## Exercise aim
Make an exact copy of every entry, leaving the pictures out.

[Items from a document page collection]

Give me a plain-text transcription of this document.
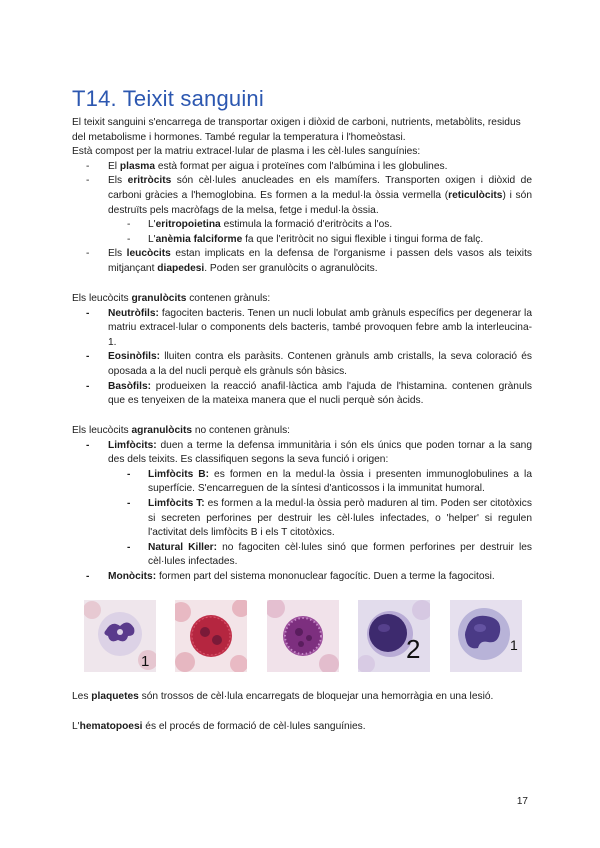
T14. Teixit sanguini

El teixit sanguini s'encarrega de transportar oxigen i diòxid de carboni, nutrients, metabòlits, residus del metabolisme i hormones. També regular la temperatura i l'homeòstasi.

Està compost per la matriu extracel·lular de plasma i les cèl·lules sanguínies:

- El plasma està format per aigua i proteïnes com l'albúmina i les globulines.
- Els eritròcits són cèl·lules anucleades en els mamífers. Transporten oxigen i diòxid de carboni gràcies a l'hemoglobina. Es formen a la medul·la òssia vermella (reticulòcits) i són destruïts pels macròfags de la melsa, fetge i medul·la òssia.
- L'eritropoietina estimula la formació d'eritròcits a l'os.
- L'anèmia falciforme fa que l'eritròcit no sigui flexible i tingui forma de falç.
- Els leucòcits estan implicats en la defensa de l'organisme i passen dels vasos als teixits mitjançant diapedesi. Poden ser granulòcits o agranulòcits.

Els leucòcits granulòcits contenen grànuls:

- Neutròfils: fagociten bacteris. Tenen un nucli lobulat amb grànuls específics per degenerar la matriu extracel·lular o components dels bacteris, també provoquen febre amb la interleucina-1.
- Eosinòfils: lluiten contra els paràsits. Contenen grànuls amb cristalls, la seva coloració és oposada a la del nucli perquè els grànuls són bàsics.
- Basòfils: produeixen la reacció anafil·làctica amb l'ajuda de l'histamina. contenen grànuls que es tenyeixen de la mateixa manera que el nucli perquè són àcids.

Els leucòcits agranulòcits no contenen grànuls:

- Limfòcits: duen a terme la defensa immunitària i són els únics que poden tornar a la sang des dels teixits. Es classifiquen segons la seva funció i origen:
- Limfòcits B: es formen en la medul·la òssia i presenten immunoglobulines a la superfície. S'encarreguen de la síntesi d'anticossos i la immunitat humoral.
- Limfòcits T: es formen a la medul·la òssia però maduren al tim. Poden ser citotòxics si secreten perforines per destruir les cèl·lules infectades, o 'helper' si regulen l'activitat dels limfòcits B i els T citotòxics.
- Natural Killer: no fagociten cèl·lules sinó que formen perforines per destruir les cèl·lules infectades.
- Monòcits: formen part del sistema mononuclear fagocític. Duen a terme la fagocitosi.
1	2	1

Les plaquetes són trossos de cèl·lula encarregats de bloquejar una hemorràgia en una lesió.

L'hematopoesi és el procés de formació de cèl·lules sanguínies.

17
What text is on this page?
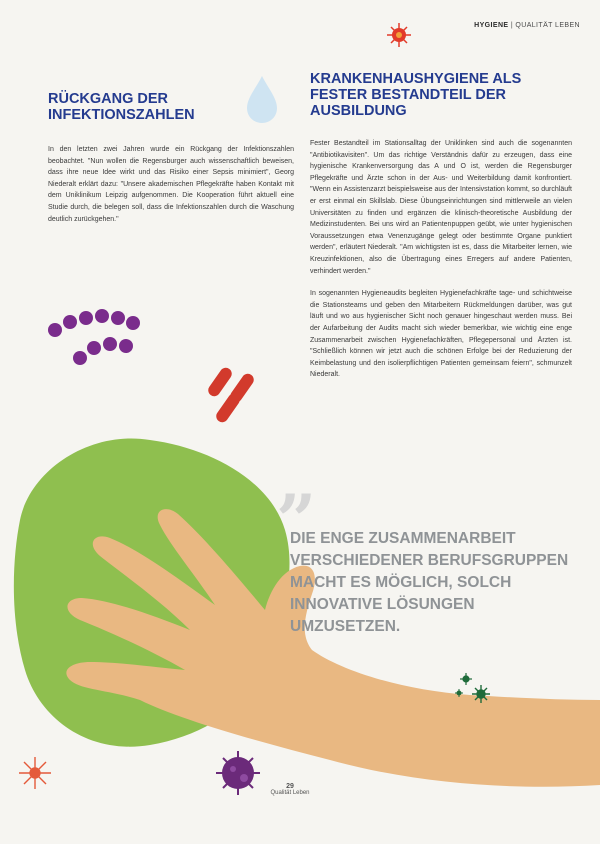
HYGIENE | QUALITÄT LEBEN
RÜCKGANG DER INFEKTIONSZAHLEN

In den letzten zwei Jahren wurde ein Rückgang der Infektionszahlen beobachtet. "Nun wollen die Regensburger auch wissenschaftlich beweisen, dass ihre neue Idee wirkt und das Risiko einer Sepsis minimiert", Georg Niederalt erklärt dazu: "Unsere akademischen Pflegekräfte haben Kontakt mit dem Uniklinikum Leipzig aufgenommen. Die Kooperation führt aktuell eine Studie durch, die belegen soll, dass die Infektionszahlen durch die Waschung deutlich zurückgehen."

KRANKENHAUSHYGIENE ALS FESTER BESTANDTEIL DER AUSBILDUNG

Fester Bestandteil im Stationsalltag der Uniklinken sind auch die sogenannten "Antibiotikavisiten". Um das richtige Verständnis dafür zu erzeugen, dass eine hygienische Krankenversorgung das A und O ist, werden die Regensburger Pflegekräfte und Ärzte schon in der Aus- und Weiterbildung damit konfrontiert. "Wenn ein Assistenzarzt beispielsweise aus der Intensivstation kommt, so durchläuft er erst einmal ein Skillslab. Diese Übungseinrichtungen sind mittlerweile an vielen Universitäten zu finden und ergänzen die klinisch-theoretische Ausbildung der Medizinstudenten. Bei uns wird an Patientenpuppen geübt, wie unter hygienischen Voraussetzungen etwa Venenzugänge gelegt oder bestimmte Organe punktiert werden", erläutert Niederalt. "Am wichtigsten ist es, dass die Mitarbeiter lernen, wie Kreuzinfektionen, also die Übertragung eines Erregers auf andere Patienten, verhindert werden."

In sogenannten Hygieneaudits begleiten Hygienefachkräfte tage- und schichtweise die Stationsteams und geben den Mitarbeitern Rückmeldungen darüber, was gut läuft und wo aus hygienischer Sicht noch genauer hingeschaut werden muss. Bei der Aufarbeitung der Audits macht sich wieder bemerkbar, wie wichtig eine enge Zusammenarbeit zwischen Hygienefachkräften, Pflegepersonal und Ärzten ist. "Schließlich können wir jetzt auch die schönen Erfolge bei der Reduzierung der Keimbelastung und den isolierpflichtigen Patienten gemeinsam feiern", schmunzelt Niederalt.

”

DIE ENGE ZUSAMMENARBEIT VERSCHIEDENER BERUFSGRUPPEN MACHT ES MÖGLICH, SOLCH INNOVATIVE LÖSUNGEN UMZUSETZEN.

29
Qualität Leben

## Exercise answer
Give me a plain-text transcription of this document.
T14. Teixit sanguini

El teixit sanguini s'encarrega de transportar oxigen i diòxid de carboni, nutrients, metabòlits, residus del metabolisme i hormones. També regular la temperatura i l'homeòstasi.

Està compost per la matriu extracel·lular de plasma i les cèl·lules sanguínies:

- El plasma està format per aigua i proteïnes com l'albúmina i les globulines.
- Els eritròcits són cèl·lules anucleades en els mamífers. Transporten oxigen i diòxid de carboni gràcies a l'hemoglobina. Es formen a la medul·la òssia vermella (reticulòcits) i són destruïts pels macròfags de la melsa, fetge i medul·la òssia.
- L'eritropoietina estimula la formació d'eritròcits a l'os.
- L'anèmia falciforme fa que l'eritròcit no sigui flexible i tingui forma de falç.
- Els leucòcits estan implicats en la defensa de l'organisme i passen dels vasos als teixits mitjançant diapedesi. Poden ser granulòcits o agranulòcits.

Els leucòcits granulòcits contenen grànuls:

- Neutròfils: fagociten bacteris. Tenen un nucli lobulat amb grànuls específics per degenerar la matriu extracel·lular o components dels bacteris, també provoquen febre amb la interleucina-1.
- Eosinòfils: lluiten contra els paràsits. Contenen grànuls amb cristalls, la seva coloració és oposada a la del nucli perquè els grànuls són bàsics.
- Basòfils: produeixen la reacció anafil·làctica amb l'ajuda de l'histamina. contenen grànuls que es tenyeixen de la mateixa manera que el nucli perquè són àcids.

Els leucòcits agranulòcits no contenen grànuls:

- Limfòcits: duen a terme la defensa immunitària i són els únics que poden tornar a la sang des dels teixits. Es classifiquen segons la seva funció i origen:
- Limfòcits B: es formen en la medul·la òssia i presenten immunoglobulines a la superfície. S'encarreguen de la síntesi d'anticossos i la immunitat humoral.
- Limfòcits T: es formen a la medul·la òssia però maduren al tim. Poden ser citotòxics si secreten perforines per destruir les cèl·lules infectades, o 'helper' si regulen l'activitat dels limfòcits B i els T citotòxics.
- Natural Killer: no fagociten cèl·lules sinó que formen perforines per destruir les cèl·lules infectades.
- Monòcits: formen part del sistema mononuclear fagocític. Duen a terme la fagocitosi.
1	2	1

Les plaquetes són trossos de cèl·lula encarregats de bloquejar una hemorràgia en una lesió.

L'hematopoesi és el procés de formació de cèl·lules sanguínies.

17
What text is on this page?
HYGIENE | QUALITÄT LEBEN
RÜCKGANG DER INFEKTIONSZAHLEN

In den letzten zwei Jahren wurde ein Rückgang der Infektionszahlen beobachtet. "Nun wollen die Regensburger auch wissenschaftlich beweisen, dass ihre neue Idee wirkt und das Risiko einer Sepsis minimiert", Georg Niederalt erklärt dazu: "Unsere akademischen Pflegekräfte haben Kontakt mit dem Uniklinikum Leipzig aufgenommen. Die Kooperation führt aktuell eine Studie durch, die belegen soll, dass die Infektionszahlen durch die Waschung deutlich zurückgehen."

KRANKENHAUSHYGIENE ALS FESTER BESTANDTEIL DER AUSBILDUNG

Fester Bestandteil im Stationsalltag der Uniklinken sind auch die sogenannten "Antibiotikavisiten". Um das richtige Verständnis dafür zu erzeugen, dass eine hygienische Krankenversorgung das A und O ist, werden die Regensburger Pflegekräfte und Ärzte schon in der Aus- und Weiterbildung damit konfrontiert. "Wenn ein Assistenzarzt beispielsweise aus der Intensivstation kommt, so durchläuft er erst einmal ein Skillslab. Diese Übungseinrichtungen sind mittlerweile an vielen Universitäten zu finden und ergänzen die klinisch-theoretische Ausbildung der Medizinstudenten. Bei uns wird an Patientenpuppen geübt, wie unter hygienischen Voraussetzungen etwa Venenzugänge gelegt oder bestimmte Organe punktiert werden", erläutert Niederalt. "Am wichtigsten ist es, dass die Mitarbeiter lernen, wie Kreuzinfektionen, also die Übertragung eines Erregers auf andere Patienten, verhindert werden."

In sogenannten Hygieneaudits begleiten Hygienefachkräfte tage- und schichtweise die Stationsteams und geben den Mitarbeitern Rückmeldungen darüber, was gut läuft und wo aus hygienischer Sicht noch genauer hingeschaut werden muss. Bei der Aufarbeitung der Audits macht sich wieder bemerkbar, wie wichtig eine enge Zusammenarbeit zwischen Hygienefachkräften, Pflegepersonal und Ärzten ist. "Schließlich können wir jetzt auch die schönen Erfolge bei der Reduzierung der Keimbelastung und den isolierpflichtigen Patienten gemeinsam feiern", schmunzelt Niederalt.

”

DIE ENGE ZUSAMMENARBEIT VERSCHIEDENER BERUFSGRUPPEN MACHT ES MÖGLICH, SOLCH INNOVATIVE LÖSUNGEN UMZUSETZEN.

29
Qualität Leben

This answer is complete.